Determine how many lines hold "name" and give only that number.
:: Provided data ::
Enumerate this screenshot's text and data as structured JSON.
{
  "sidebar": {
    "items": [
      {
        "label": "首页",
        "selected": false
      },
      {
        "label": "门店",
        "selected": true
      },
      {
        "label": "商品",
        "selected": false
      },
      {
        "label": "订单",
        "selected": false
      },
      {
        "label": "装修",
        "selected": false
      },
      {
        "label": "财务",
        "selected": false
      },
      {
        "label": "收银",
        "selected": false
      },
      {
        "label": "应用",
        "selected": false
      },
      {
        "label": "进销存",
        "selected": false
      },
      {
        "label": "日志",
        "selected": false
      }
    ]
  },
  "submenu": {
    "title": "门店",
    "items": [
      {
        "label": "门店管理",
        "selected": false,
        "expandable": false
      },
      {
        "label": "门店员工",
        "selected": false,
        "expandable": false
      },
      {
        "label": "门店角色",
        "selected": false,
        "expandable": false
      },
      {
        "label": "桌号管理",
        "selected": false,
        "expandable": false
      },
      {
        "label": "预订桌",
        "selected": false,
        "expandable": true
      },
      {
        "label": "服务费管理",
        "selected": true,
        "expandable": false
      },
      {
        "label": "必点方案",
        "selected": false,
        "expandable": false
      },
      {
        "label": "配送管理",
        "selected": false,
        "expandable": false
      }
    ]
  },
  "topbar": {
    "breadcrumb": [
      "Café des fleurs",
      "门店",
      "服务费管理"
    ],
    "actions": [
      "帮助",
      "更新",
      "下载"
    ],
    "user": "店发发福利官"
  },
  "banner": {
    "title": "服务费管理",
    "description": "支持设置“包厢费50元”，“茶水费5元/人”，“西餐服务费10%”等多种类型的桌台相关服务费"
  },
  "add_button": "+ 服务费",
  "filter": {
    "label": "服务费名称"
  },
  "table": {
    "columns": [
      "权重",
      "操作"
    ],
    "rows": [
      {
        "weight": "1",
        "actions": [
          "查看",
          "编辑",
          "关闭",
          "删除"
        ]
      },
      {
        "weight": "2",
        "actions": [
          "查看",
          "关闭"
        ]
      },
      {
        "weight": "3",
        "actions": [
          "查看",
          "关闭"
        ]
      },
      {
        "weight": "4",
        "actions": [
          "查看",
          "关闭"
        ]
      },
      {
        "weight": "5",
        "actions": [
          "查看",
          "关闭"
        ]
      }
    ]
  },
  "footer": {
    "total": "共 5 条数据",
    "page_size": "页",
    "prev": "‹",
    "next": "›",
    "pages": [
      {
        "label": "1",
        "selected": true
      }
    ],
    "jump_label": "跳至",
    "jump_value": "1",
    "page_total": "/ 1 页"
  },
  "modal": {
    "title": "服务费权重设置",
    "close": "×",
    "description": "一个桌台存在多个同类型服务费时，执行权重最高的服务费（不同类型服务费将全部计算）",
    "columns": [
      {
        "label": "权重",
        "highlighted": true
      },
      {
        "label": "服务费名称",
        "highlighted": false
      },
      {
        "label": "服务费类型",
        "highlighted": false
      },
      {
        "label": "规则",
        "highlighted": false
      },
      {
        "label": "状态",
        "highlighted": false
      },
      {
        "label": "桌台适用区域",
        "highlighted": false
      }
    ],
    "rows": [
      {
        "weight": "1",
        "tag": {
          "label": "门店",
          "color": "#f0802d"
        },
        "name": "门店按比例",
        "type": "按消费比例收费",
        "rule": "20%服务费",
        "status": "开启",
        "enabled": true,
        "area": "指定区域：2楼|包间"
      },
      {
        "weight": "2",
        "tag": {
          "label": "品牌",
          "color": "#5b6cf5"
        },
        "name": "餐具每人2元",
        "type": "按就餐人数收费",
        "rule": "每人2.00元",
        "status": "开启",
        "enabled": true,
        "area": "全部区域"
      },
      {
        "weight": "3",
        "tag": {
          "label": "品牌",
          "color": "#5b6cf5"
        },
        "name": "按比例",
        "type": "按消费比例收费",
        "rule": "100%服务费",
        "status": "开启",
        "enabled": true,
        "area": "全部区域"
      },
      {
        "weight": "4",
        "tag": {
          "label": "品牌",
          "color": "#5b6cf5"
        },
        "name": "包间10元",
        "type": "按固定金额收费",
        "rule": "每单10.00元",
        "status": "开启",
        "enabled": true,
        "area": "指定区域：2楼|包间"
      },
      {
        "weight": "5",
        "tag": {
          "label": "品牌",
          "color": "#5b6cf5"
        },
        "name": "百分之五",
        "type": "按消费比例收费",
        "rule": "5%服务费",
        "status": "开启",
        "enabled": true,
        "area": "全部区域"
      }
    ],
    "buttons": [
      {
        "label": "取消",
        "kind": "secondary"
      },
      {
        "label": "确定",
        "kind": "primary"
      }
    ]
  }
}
:::
Reply to the task: 5